▸ Exercise data:
•••••

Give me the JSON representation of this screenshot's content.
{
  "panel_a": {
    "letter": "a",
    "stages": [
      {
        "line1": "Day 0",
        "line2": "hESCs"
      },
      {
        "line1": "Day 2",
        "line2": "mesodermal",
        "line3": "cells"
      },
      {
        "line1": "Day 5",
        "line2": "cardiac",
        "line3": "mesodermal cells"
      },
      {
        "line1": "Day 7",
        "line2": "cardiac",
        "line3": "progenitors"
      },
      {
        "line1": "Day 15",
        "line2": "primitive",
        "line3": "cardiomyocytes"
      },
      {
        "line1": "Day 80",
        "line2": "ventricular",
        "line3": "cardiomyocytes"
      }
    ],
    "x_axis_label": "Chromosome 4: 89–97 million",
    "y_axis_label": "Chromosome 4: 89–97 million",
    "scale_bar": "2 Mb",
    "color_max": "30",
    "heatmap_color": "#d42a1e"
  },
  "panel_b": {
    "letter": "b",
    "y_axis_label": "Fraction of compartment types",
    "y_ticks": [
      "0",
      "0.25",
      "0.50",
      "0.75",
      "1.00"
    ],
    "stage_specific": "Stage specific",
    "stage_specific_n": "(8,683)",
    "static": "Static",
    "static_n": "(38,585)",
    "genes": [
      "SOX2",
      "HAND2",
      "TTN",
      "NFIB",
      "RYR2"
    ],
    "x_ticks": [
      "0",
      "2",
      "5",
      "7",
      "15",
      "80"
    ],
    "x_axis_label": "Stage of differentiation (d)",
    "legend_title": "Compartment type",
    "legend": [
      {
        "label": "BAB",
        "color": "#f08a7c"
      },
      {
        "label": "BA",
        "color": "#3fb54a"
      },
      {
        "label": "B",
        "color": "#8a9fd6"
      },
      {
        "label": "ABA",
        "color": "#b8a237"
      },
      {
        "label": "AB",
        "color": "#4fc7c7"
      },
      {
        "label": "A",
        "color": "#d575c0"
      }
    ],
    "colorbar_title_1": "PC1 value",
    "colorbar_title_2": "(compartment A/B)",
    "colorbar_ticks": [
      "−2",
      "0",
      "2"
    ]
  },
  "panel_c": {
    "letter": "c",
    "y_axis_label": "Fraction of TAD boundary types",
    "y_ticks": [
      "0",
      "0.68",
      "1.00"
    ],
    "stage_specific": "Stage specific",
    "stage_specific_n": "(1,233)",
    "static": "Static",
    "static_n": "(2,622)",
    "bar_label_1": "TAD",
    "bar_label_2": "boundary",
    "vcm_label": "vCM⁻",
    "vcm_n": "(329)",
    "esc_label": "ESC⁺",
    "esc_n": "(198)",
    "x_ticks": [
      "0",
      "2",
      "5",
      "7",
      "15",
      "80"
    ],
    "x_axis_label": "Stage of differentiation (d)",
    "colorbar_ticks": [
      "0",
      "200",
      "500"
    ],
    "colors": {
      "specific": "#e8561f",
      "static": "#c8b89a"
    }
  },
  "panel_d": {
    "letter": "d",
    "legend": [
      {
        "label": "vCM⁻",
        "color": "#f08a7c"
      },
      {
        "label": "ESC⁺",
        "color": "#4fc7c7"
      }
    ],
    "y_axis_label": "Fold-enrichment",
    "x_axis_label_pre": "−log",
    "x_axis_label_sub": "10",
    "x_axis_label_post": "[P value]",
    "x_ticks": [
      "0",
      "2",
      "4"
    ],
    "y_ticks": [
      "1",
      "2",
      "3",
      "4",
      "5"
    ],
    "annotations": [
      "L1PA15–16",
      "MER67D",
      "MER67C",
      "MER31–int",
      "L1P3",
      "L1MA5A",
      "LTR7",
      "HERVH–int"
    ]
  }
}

•••••

▸ What is expected: Return the full data above, line for line.

▸ Exercise response:
Give me the JSON representation of this screenshot's content.
{
  "panel_a": {
    "letter": "a",
    "stages": [
      {
        "line1": "Day 0",
        "line2": "hESCs"
      },
      {
        "line1": "Day 2",
        "line2": "mesodermal",
        "line3": "cells"
      },
      {
        "line1": "Day 5",
        "line2": "cardiac",
        "line3": "mesodermal cells"
      },
      {
        "line1": "Day 7",
        "line2": "cardiac",
        "line3": "progenitors"
      },
      {
        "line1": "Day 15",
        "line2": "primitive",
        "line3": "cardiomyocytes"
      },
      {
        "line1": "Day 80",
        "line2": "ventricular",
        "line3": "cardiomyocytes"
      }
    ],
    "x_axis_label": "Chromosome 4: 89–97 million",
    "y_axis_label": "Chromosome 4: 89–97 million",
    "scale_bar": "2 Mb",
    "color_max": "30",
    "heatmap_color": "#d42a1e"
  },
  "panel_b": {
    "letter": "b",
    "y_axis_label": "Fraction of compartment types",
    "y_ticks": [
      "0",
      "0.25",
      "0.50",
      "0.75",
      "1.00"
    ],
    "stage_specific": "Stage specific",
    "stage_specific_n": "(8,683)",
    "static": "Static",
    "static_n": "(38,585)",
    "genes": [
      "SOX2",
      "HAND2",
      "TTN",
      "NFIB",
      "RYR2"
    ],
    "x_ticks": [
      "0",
      "2",
      "5",
      "7",
      "15",
      "80"
    ],
    "x_axis_label": "Stage of differentiation (d)",
    "legend_title": "Compartment type",
    "legend": [
      {
        "label": "BAB",
        "color": "#f08a7c"
      },
      {
        "label": "BA",
        "color": "#3fb54a"
      },
      {
        "label": "B",
        "color": "#8a9fd6"
      },
      {
        "label": "ABA",
        "color": "#b8a237"
      },
      {
        "label": "AB",
        "color": "#4fc7c7"
      },
      {
        "label": "A",
        "color": "#d575c0"
      }
    ],
    "colorbar_title_1": "PC1 value",
    "colorbar_title_2": "(compartment A/B)",
    "colorbar_ticks": [
      "−2",
      "0",
      "2"
    ]
  },
  "panel_c": {
    "letter": "c",
    "y_axis_label": "Fraction of TAD boundary types",
    "y_ticks": [
      "0",
      "0.68",
      "1.00"
    ],
    "stage_specific": "Stage specific",
    "stage_specific_n": "(1,233)",
    "static": "Static",
    "static_n": "(2,622)",
    "bar_label_1": "TAD",
    "bar_label_2": "boundary",
    "vcm_label": "vCM⁻",
    "vcm_n": "(329)",
    "esc_label": "ESC⁺",
    "esc_n": "(198)",
    "x_ticks": [
      "0",
      "2",
      "5",
      "7",
      "15",
      "80"
    ],
    "x_axis_label": "Stage of differentiation (d)",
    "colorbar_ticks": [
      "0",
      "200",
      "500"
    ],
    "colors": {
      "specific": "#e8561f",
      "static": "#c8b89a"
    }
  },
  "panel_d": {
    "letter": "d",
    "legend": [
      {
        "label": "vCM⁻",
        "color": "#f08a7c"
      },
      {
        "label": "ESC⁺",
        "color": "#4fc7c7"
      }
    ],
    "y_axis_label": "Fold-enrichment",
    "x_axis_label_pre": "−log",
    "x_axis_label_sub": "10",
    "x_axis_label_post": "[P value]",
    "x_ticks": [
      "0",
      "2",
      "4"
    ],
    "y_ticks": [
      "1",
      "2",
      "3",
      "4",
      "5"
    ],
    "annotations": [
      "L1PA15–16",
      "MER67D",
      "MER67C",
      "MER31–int",
      "L1P3",
      "L1MA5A",
      "LTR7",
      "HERVH–int"
    ]
  }
}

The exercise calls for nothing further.